-------- Stored records

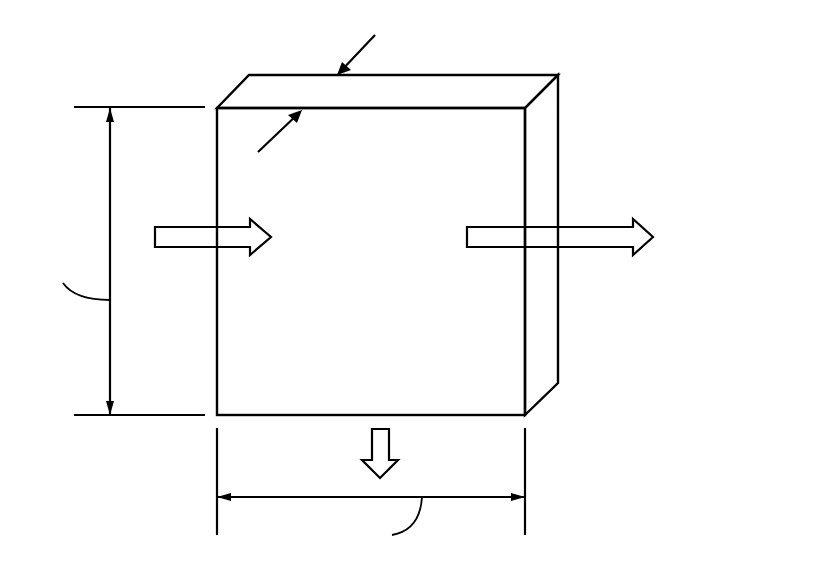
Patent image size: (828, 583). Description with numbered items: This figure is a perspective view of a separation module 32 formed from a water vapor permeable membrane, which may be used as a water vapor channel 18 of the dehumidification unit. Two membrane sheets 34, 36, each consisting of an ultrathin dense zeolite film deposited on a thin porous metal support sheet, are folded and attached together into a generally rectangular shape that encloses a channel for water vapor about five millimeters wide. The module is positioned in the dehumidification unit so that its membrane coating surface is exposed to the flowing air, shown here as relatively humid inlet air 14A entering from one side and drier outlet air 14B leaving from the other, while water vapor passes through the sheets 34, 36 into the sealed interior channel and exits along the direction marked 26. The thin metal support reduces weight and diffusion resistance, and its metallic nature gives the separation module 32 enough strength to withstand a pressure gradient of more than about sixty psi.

The separation module 32 is at (700, 56).
The water vapor channel 18 is at (490, 88).
The membrane sheet 36 is at (402, 75).
The membrane sheet 34 is at (490, 170).
The inlet air 14A is at (203, 235).
The outlet air 14B is at (583, 237).
The output force/displacement direction 26 is at (379, 452).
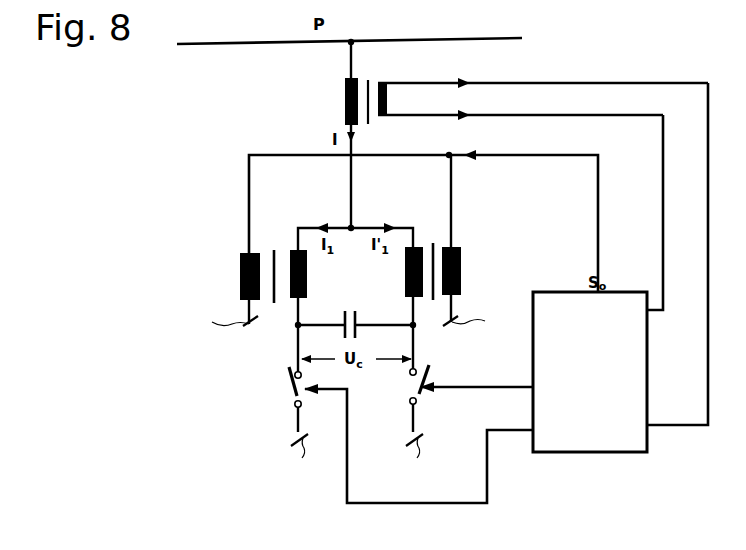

----------------

Request:
Please convert the lines of the records above into a single numbered list, skipping blank lines and leaving out the pictures.

Complete output:
1. Patent image size: (828, 583). Description with numbered items: This figure is a perspective view of a separation module 32 formed from a water vapor permeable membrane, which may be used as a water vapor channel 18 of the dehumidification unit. Two membrane sheets 34, 36, each consisting of an ultrathin dense zeolite film deposited on a thin porous metal support sheet, are folded and attached together into a generally rectangular shape that encloses a channel for water vapor about five millimeters wide. The module is positioned in the dehumidification unit so that its membrane coating surface is exposed to the flowing air, shown here as relatively humid inlet air 14A entering from one side and drier outlet air 14B leaving from the other, while water vapor passes through the sheets 34, 36 into the sealed interior channel and exits along the direction marked 26. The thin metal support reduces weight and diffusion resistance, and its metallic nature gives the separation module 32 enough strength to withstand a pressure gradient of more than about sixty psi.
2. The separation module 32 is at (700, 56).
3. The water vapor channel 18 is at (490, 88).
4. The membrane sheet 36 is at (402, 75).
5. The membrane sheet 34 is at (490, 170).
6. The inlet air 14A is at (203, 235).
7. The outlet air 14B is at (583, 237).
8. The output force/displacement direction 26 is at (379, 452).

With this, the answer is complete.